## Excerpted passage
# # # #
Bihar chief minister Nitish Kumar and his deputy Tejashwi Yadav met AAP leader Arvind Kejriwal at the Delhi chief minister’s residence on Sunday to express support for his pitch for Opposition unity against a Delhi ordinance.
Last week, the Centre overturned a recent Supreme Court judgment that had restored powers of transfers and postings of senior civil servants to the Delhi government after eight years.
Kejriwal told reporters after the meeting: “Shri Nitish Kumar is currently involved in a movement that is trying to bring all theOpposition parties on a common platform. The idea is to unite all the non-BJP parties. I have requested him that after the Opposition parties unite, we would urge them to stand for the people of Delhi in the Rajya Sabha and oppose the illegal ordinance that has been promulgated by the central government.”
The Aam Aadmi Party leader said he would meet Bengal chief minister Mamata Banerjee on May 23 in Calcutta, and Maharashtra leaders Uddhav Thackeray and Sharad Pawar on May 24 and 25 in Mumbai.
Kejriwal said: “If this bill is introduced in the Rajya Sabha, then we will get the Opposition parties to defeat the government, and if we successfully manage to do that, then in some sense this will be a semi-final before the 2024 Lok Sabha elections. An important message will be sent to the people across the country that in the upcoming Lok Sabha elections the BJP government is on its way out.”
# # # #
## Work instructions
1. Print the stretch of the Delhi ordinance report from "Last week, the" through "25 in Mumbai.".
2. According to the Delhi ordinance report, when and where did Kejriwal say he would meet Mamata Banerjee?
3. Go on with the news report about the Delhi ordinance from where it stops.
The items that come next are separate material unrelated to the news report.

## Structured page parsing data
# # # #
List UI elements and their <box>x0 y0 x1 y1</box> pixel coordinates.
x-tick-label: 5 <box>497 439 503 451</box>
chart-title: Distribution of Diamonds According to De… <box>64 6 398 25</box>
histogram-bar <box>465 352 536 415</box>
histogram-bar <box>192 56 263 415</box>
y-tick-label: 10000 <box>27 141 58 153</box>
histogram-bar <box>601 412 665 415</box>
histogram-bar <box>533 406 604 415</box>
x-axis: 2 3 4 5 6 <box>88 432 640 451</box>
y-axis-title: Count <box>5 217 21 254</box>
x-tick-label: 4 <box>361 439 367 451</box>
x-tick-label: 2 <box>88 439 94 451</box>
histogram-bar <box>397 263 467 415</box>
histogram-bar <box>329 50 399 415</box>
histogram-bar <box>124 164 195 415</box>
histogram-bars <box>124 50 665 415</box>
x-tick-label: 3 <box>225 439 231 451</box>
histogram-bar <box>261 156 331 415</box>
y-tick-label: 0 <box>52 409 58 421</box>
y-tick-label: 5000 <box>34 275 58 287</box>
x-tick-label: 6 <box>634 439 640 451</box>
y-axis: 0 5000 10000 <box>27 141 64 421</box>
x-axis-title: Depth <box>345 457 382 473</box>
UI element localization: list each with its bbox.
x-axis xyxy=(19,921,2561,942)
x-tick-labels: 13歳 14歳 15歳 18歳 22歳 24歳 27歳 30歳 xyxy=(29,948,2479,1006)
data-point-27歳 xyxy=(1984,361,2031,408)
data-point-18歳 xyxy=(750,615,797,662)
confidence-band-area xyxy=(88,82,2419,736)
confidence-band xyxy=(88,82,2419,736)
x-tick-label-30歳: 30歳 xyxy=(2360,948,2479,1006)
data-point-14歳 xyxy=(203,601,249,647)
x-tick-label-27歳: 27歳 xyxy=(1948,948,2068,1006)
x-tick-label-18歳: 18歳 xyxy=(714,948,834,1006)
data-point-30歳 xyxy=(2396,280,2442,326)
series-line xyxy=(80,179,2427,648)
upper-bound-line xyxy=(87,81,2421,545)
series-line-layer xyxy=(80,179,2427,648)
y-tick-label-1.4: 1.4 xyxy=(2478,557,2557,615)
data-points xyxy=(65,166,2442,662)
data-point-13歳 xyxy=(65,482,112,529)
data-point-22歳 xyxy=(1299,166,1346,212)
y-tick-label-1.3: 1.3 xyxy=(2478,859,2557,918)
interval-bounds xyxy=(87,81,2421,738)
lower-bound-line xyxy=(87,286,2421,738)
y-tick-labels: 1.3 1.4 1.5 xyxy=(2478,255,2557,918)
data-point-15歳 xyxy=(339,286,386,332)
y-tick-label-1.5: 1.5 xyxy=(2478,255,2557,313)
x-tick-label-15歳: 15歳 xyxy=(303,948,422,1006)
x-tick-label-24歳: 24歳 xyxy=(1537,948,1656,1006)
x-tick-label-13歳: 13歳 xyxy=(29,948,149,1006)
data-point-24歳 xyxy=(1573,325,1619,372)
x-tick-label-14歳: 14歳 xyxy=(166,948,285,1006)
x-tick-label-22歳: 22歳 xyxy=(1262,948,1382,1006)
# # # #
## Results by task
1.
Last week, the Centre overturned a recent Supreme Court judgment that had restored powers of transfers and postings of senior civil servants to the Delhi government after eight years.
Kejriwal told reporters after the meeting: “Shri Nitish Kumar is currently involved in a movement that is trying to bring all theOpposition parties on a common platform. The idea is to unite all the non-BJP parties. I have requested him that after the Opposition parties unite, we would urge them to stand for the people of Delhi in the Rajya Sabha and oppose the illegal ordinance that has been promulgated by the central government.”
The Aam Aadmi Party leader said he would meet Bengal chief minister Mamata Banerjee on May 23 in Calcutta, and Maharashtra leaders Uddhav Thackeray and Sharad Pawar on May 24 and 25 in Mumbai.

2. On May 23 in Calcutta.

3.
Kejriwal, Nitish and Tejashwi had met in April after the JDU leader got the go-ahead from Congress president Mallikarjun Kharge to rope in Opposition parties that are not on talking terms with the Congress for a front against the BJP-led NDA.
Nitish told reporters after Sunday’s meeting: “How can powers given to an elected government be taken away? It’s against the Constitution. We stand with Arvind Kejriwal. We are trying to bring together all Opposition parties in the country.”
Kejriwal, Andhra Pradesh chief minister Y.S. Jagan Mohan Reddy, Telangana chief minister K. Chandrashekar Rao, Odisha’s Naveen Patnaik, Kerala’s Pinarayi Vijayan and former Uttar Pradesh chief minister Mayawati were among the prominent national Oppositionleaders not invited to the swearing-in of the Congress government in Karnataka on Friday.
Although CPM general secretary Sitaram Yechury was invited, Kerala’s ruling Left Democratic Front and former party chief Prakash Karat did not take kindly to the omission of Vijayan.
Nitish and Tejashwi were among the leaders of 18 Opposition parties who were invited.
The Delhi Pradesh Congress Committee has taken the same line as the BJP, justifying the ordinance and additionally demandingPresident’s rule in the Union Territory.
Tejashwi told reporters: “Now when the Supreme Court order was issued, then the matter regarding the sharing of powers between the state and central government became very clear. But with the ordinance, the central government has once again done injustice to the people of Delhi. Similarly, the government has been troubling all the Opposition-ruled state governments across the country…. The BJP wants to change the Constitution.”